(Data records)
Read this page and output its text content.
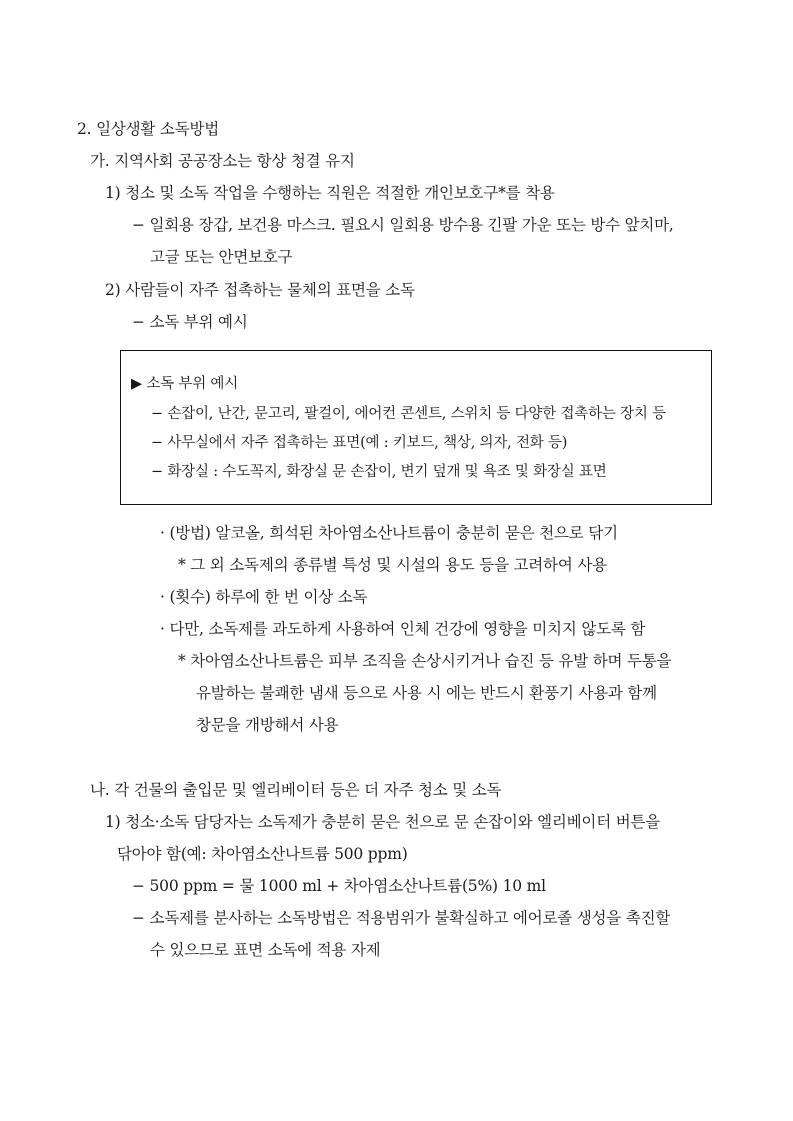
2. 일상생활 소독방법
가. 지역사회 공공장소는 항상 청결 유지
1) 청소 및 소독 작업을 수행하는 직원은 적절한 개인보호구*를 착용
− 일회용 장갑, 보건용 마스크. 필요시 일회용 방수용 긴팔 가운 또는 방수 앞치마,
고글 또는 안면보호구
2) 사람들이 자주 접촉하는 물체의 표면을 소독
− 소독 부위 예시
▶ 소독 부위 예시
− 손잡이, 난간, 문고리, 팔걸이, 에어컨 콘센트, 스위치 등 다양한 접촉하는 장치 등
− 사무실에서 자주 접촉하는 표면(예 : 키보드, 책상, 의자, 전화 등)
− 화장실 : 수도꼭지, 화장실 문 손잡이, 변기 덮개 및 욕조 및 화장실 표면
· (방법) 알코올, 희석된 차아염소산나트륨이 충분히 묻은 천으로 닦기
* 그 외 소독제의 종류별 특성 및 시설의 용도 등을 고려하여 사용
· (횟수) 하루에 한 번 이상 소독
· 다만, 소독제를 과도하게 사용하여 인체 건강에 영향을 미치지 않도록 함
* 차아염소산나트륨은 피부 조직을 손상시키거나 습진 등 유발 하며 두통을
유발하는 불쾌한 냄새 등으로 사용 시 에는 반드시 환풍기 사용과 함께
창문을 개방해서 사용
나. 각 건물의 출입문 및 엘리베이터 등은 더 자주 청소 및 소독
1) 청소·소독 담당자는 소독제가 충분히 묻은 천으로 문 손잡이와 엘리베이터 버튼을
닦아야 함(예: 차아염소산나트륨 500 ppm)
− 500 ppm = 물 1000 ml + 차아염소산나트륨(5%) 10 ml
− 소독제를 분사하는 소독방법은 적용범위가 불확실하고 에어로졸 생성을 촉진할
수 있으므로 표면 소독에 적용 자제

The problem -
Leave out the pictures and transcribe the entries above exactly.

Reply -
Read this page and output its text content.
2. 일상생활 소독방법
가. 지역사회 공공장소는 항상 청결 유지
1) 청소 및 소독 작업을 수행하는 직원은 적절한 개인보호구*를 착용
− 일회용 장갑, 보건용 마스크. 필요시 일회용 방수용 긴팔 가운 또는 방수 앞치마,
고글 또는 안면보호구
2) 사람들이 자주 접촉하는 물체의 표면을 소독
− 소독 부위 예시
▶ 소독 부위 예시
− 손잡이, 난간, 문고리, 팔걸이, 에어컨 콘센트, 스위치 등 다양한 접촉하는 장치 등
− 사무실에서 자주 접촉하는 표면(예 : 키보드, 책상, 의자, 전화 등)
− 화장실 : 수도꼭지, 화장실 문 손잡이, 변기 덮개 및 욕조 및 화장실 표면
· (방법) 알코올, 희석된 차아염소산나트륨이 충분히 묻은 천으로 닦기
* 그 외 소독제의 종류별 특성 및 시설의 용도 등을 고려하여 사용
· (횟수) 하루에 한 번 이상 소독
· 다만, 소독제를 과도하게 사용하여 인체 건강에 영향을 미치지 않도록 함
* 차아염소산나트륨은 피부 조직을 손상시키거나 습진 등 유발 하며 두통을
유발하는 불쾌한 냄새 등으로 사용 시 에는 반드시 환풍기 사용과 함께
창문을 개방해서 사용
나. 각 건물의 출입문 및 엘리베이터 등은 더 자주 청소 및 소독
1) 청소·소독 담당자는 소독제가 충분히 묻은 천으로 문 손잡이와 엘리베이터 버튼을
닦아야 함(예: 차아염소산나트륨 500 ppm)
− 500 ppm = 물 1000 ml + 차아염소산나트륨(5%) 10 ml
− 소독제를 분사하는 소독방법은 적용범위가 불확실하고 에어로졸 생성을 촉진할
수 있으므로 표면 소독에 적용 자제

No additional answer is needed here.